Exercise: Reproduce all records exactly.

Input rows:
* Begin *
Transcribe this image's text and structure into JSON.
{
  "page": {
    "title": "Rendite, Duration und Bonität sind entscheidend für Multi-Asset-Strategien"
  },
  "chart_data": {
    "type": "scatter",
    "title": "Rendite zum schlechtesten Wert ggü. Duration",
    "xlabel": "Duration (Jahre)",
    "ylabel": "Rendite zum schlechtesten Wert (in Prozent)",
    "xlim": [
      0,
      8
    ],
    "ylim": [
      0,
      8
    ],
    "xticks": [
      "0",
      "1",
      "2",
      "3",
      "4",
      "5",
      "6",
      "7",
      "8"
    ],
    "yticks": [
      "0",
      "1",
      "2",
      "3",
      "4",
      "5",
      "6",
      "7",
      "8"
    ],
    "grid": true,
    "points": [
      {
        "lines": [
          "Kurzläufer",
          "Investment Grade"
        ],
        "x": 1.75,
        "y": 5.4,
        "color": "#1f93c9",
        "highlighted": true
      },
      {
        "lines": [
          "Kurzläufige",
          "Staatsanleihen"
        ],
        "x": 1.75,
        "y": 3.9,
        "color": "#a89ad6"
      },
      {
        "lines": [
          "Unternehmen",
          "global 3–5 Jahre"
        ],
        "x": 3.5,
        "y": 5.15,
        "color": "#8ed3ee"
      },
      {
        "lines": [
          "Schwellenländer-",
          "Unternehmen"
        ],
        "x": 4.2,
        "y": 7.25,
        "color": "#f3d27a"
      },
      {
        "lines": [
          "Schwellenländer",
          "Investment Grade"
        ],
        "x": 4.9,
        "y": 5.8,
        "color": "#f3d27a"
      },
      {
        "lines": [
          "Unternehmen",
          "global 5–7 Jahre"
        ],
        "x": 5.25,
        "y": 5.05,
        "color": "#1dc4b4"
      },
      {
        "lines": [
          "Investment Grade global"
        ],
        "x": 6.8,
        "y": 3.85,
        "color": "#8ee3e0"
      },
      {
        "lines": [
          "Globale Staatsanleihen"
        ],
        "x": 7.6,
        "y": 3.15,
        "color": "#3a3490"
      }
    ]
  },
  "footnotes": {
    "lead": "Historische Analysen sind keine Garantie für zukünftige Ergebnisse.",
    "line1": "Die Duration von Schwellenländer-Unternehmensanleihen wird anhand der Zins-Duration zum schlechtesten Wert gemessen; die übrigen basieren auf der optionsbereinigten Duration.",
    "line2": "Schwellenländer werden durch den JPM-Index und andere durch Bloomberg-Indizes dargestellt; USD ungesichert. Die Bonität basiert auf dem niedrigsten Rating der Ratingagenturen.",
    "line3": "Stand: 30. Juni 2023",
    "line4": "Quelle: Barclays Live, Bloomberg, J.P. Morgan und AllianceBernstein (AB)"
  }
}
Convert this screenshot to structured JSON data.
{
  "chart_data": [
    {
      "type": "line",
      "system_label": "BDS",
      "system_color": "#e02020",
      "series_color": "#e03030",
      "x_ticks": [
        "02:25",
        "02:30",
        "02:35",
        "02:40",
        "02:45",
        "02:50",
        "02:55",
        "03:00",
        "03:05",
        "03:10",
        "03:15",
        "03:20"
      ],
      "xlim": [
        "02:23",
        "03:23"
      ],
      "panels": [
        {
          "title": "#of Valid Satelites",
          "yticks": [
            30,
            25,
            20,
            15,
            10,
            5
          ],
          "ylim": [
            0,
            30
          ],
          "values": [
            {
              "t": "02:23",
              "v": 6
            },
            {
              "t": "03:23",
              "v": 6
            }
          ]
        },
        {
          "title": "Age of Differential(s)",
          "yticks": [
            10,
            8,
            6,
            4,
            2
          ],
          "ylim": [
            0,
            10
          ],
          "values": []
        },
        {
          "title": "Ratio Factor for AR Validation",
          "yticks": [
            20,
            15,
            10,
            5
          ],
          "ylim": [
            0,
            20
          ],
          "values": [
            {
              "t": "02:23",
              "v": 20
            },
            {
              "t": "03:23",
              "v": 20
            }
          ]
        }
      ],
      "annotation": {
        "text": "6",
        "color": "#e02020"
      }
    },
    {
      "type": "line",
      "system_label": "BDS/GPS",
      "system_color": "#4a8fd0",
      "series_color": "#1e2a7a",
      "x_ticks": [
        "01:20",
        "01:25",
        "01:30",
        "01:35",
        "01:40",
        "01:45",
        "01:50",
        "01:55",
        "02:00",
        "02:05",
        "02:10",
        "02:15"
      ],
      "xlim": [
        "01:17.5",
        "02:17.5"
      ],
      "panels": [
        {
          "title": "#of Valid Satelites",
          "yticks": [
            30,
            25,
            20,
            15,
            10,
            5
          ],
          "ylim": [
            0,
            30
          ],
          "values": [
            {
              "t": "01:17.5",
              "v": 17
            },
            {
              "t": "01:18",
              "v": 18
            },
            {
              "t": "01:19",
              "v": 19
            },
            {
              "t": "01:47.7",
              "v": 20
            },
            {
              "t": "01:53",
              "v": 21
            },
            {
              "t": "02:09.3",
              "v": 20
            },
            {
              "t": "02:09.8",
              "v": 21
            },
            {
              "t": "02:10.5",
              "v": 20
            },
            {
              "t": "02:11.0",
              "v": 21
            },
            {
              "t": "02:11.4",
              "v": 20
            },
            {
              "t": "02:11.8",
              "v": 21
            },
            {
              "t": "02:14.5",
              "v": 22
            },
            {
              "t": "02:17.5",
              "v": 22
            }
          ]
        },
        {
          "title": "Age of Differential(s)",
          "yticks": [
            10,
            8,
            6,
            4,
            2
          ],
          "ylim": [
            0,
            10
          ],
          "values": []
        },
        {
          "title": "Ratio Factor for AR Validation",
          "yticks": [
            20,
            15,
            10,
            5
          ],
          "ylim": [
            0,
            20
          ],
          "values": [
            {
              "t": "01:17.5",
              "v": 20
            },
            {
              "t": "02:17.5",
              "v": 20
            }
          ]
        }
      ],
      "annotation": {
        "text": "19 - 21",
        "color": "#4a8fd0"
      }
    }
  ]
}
* End *
The reply:
Transcribe this image's text and structure into JSON.
{
  "page": {
    "title": "Rendite, Duration und Bonität sind entscheidend für Multi-Asset-Strategien"
  },
  "chart_data": {
    "type": "scatter",
    "title": "Rendite zum schlechtesten Wert ggü. Duration",
    "xlabel": "Duration (Jahre)",
    "ylabel": "Rendite zum schlechtesten Wert (in Prozent)",
    "xlim": [
      0,
      8
    ],
    "ylim": [
      0,
      8
    ],
    "xticks": [
      "0",
      "1",
      "2",
      "3",
      "4",
      "5",
      "6",
      "7",
      "8"
    ],
    "yticks": [
      "0",
      "1",
      "2",
      "3",
      "4",
      "5",
      "6",
      "7",
      "8"
    ],
    "grid": true,
    "points": [
      {
        "lines": [
          "Kurzläufer",
          "Investment Grade"
        ],
        "x": 1.75,
        "y": 5.4,
        "color": "#1f93c9",
        "highlighted": true
      },
      {
        "lines": [
          "Kurzläufige",
          "Staatsanleihen"
        ],
        "x": 1.75,
        "y": 3.9,
        "color": "#a89ad6"
      },
      {
        "lines": [
          "Unternehmen",
          "global 3–5 Jahre"
        ],
        "x": 3.5,
        "y": 5.15,
        "color": "#8ed3ee"
      },
      {
        "lines": [
          "Schwellenländer-",
          "Unternehmen"
        ],
        "x": 4.2,
        "y": 7.25,
        "color": "#f3d27a"
      },
      {
        "lines": [
          "Schwellenländer",
          "Investment Grade"
        ],
        "x": 4.9,
        "y": 5.8,
        "color": "#f3d27a"
      },
      {
        "lines": [
          "Unternehmen",
          "global 5–7 Jahre"
        ],
        "x": 5.25,
        "y": 5.05,
        "color": "#1dc4b4"
      },
      {
        "lines": [
          "Investment Grade global"
        ],
        "x": 6.8,
        "y": 3.85,
        "color": "#8ee3e0"
      },
      {
        "lines": [
          "Globale Staatsanleihen"
        ],
        "x": 7.6,
        "y": 3.15,
        "color": "#3a3490"
      }
    ]
  },
  "footnotes": {
    "lead": "Historische Analysen sind keine Garantie für zukünftige Ergebnisse.",
    "line1": "Die Duration von Schwellenländer-Unternehmensanleihen wird anhand der Zins-Duration zum schlechtesten Wert gemessen; die übrigen basieren auf der optionsbereinigten Duration.",
    "line2": "Schwellenländer werden durch den JPM-Index und andere durch Bloomberg-Indizes dargestellt; USD ungesichert. Die Bonität basiert auf dem niedrigsten Rating der Ratingagenturen.",
    "line3": "Stand: 30. Juni 2023",
    "line4": "Quelle: Barclays Live, Bloomberg, J.P. Morgan und AllianceBernstein (AB)"
  }
}
Convert this screenshot to structured JSON data.
{
  "chart_data": [
    {
      "type": "line",
      "system_label": "BDS",
      "system_color": "#e02020",
      "series_color": "#e03030",
      "x_ticks": [
        "02:25",
        "02:30",
        "02:35",
        "02:40",
        "02:45",
        "02:50",
        "02:55",
        "03:00",
        "03:05",
        "03:10",
        "03:15",
        "03:20"
      ],
      "xlim": [
        "02:23",
        "03:23"
      ],
      "panels": [
        {
          "title": "#of Valid Satelites",
          "yticks": [
            30,
            25,
            20,
            15,
            10,
            5
          ],
          "ylim": [
            0,
            30
          ],
          "values": [
            {
              "t": "02:23",
              "v": 6
            },
            {
              "t": "03:23",
              "v": 6
            }
          ]
        },
        {
          "title": "Age of Differential(s)",
          "yticks": [
            10,
            8,
            6,
            4,
            2
          ],
          "ylim": [
            0,
            10
          ],
          "values": []
        },
        {
          "title": "Ratio Factor for AR Validation",
          "yticks": [
            20,
            15,
            10,
            5
          ],
          "ylim": [
            0,
            20
          ],
          "values": [
            {
              "t": "02:23",
              "v": 20
            },
            {
              "t": "03:23",
              "v": 20
            }
          ]
        }
      ],
      "annotation": {
        "text": "6",
        "color": "#e02020"
      }
    },
    {
      "type": "line",
      "system_label": "BDS/GPS",
      "system_color": "#4a8fd0",
      "series_color": "#1e2a7a",
      "x_ticks": [
        "01:20",
        "01:25",
        "01:30",
        "01:35",
        "01:40",
        "01:45",
        "01:50",
        "01:55",
        "02:00",
        "02:05",
        "02:10",
        "02:15"
      ],
      "xlim": [
        "01:17.5",
        "02:17.5"
      ],
      "panels": [
        {
          "title": "#of Valid Satelites",
          "yticks": [
            30,
            25,
            20,
            15,
            10,
            5
          ],
          "ylim": [
            0,
            30
          ],
          "values": [
            {
              "t": "01:17.5",
              "v": 17
            },
            {
              "t": "01:18",
              "v": 18
            },
            {
              "t": "01:19",
              "v": 19
            },
            {
              "t": "01:47.7",
              "v": 20
            },
            {
              "t": "01:53",
              "v": 21
            },
            {
              "t": "02:09.3",
              "v": 20
            },
            {
              "t": "02:09.8",
              "v": 21
            },
            {
              "t": "02:10.5",
              "v": 20
            },
            {
              "t": "02:11.0",
              "v": 21
            },
            {
              "t": "02:11.4",
              "v": 20
            },
            {
              "t": "02:11.8",
              "v": 21
            },
            {
              "t": "02:14.5",
              "v": 22
            },
            {
              "t": "02:17.5",
              "v": 22
            }
          ]
        },
        {
          "title": "Age of Differential(s)",
          "yticks": [
            10,
            8,
            6,
            4,
            2
          ],
          "ylim": [
            0,
            10
          ],
          "values": []
        },
        {
          "title": "Ratio Factor for AR Validation",
          "yticks": [
            20,
            15,
            10,
            5
          ],
          "ylim": [
            0,
            20
          ],
          "values": [
            {
              "t": "01:17.5",
              "v": 20
            },
            {
              "t": "02:17.5",
              "v": 20
            }
          ]
        }
      ],
      "annotation": {
        "text": "19 - 21",
        "color": "#4a8fd0"
      }
    }
  ]
}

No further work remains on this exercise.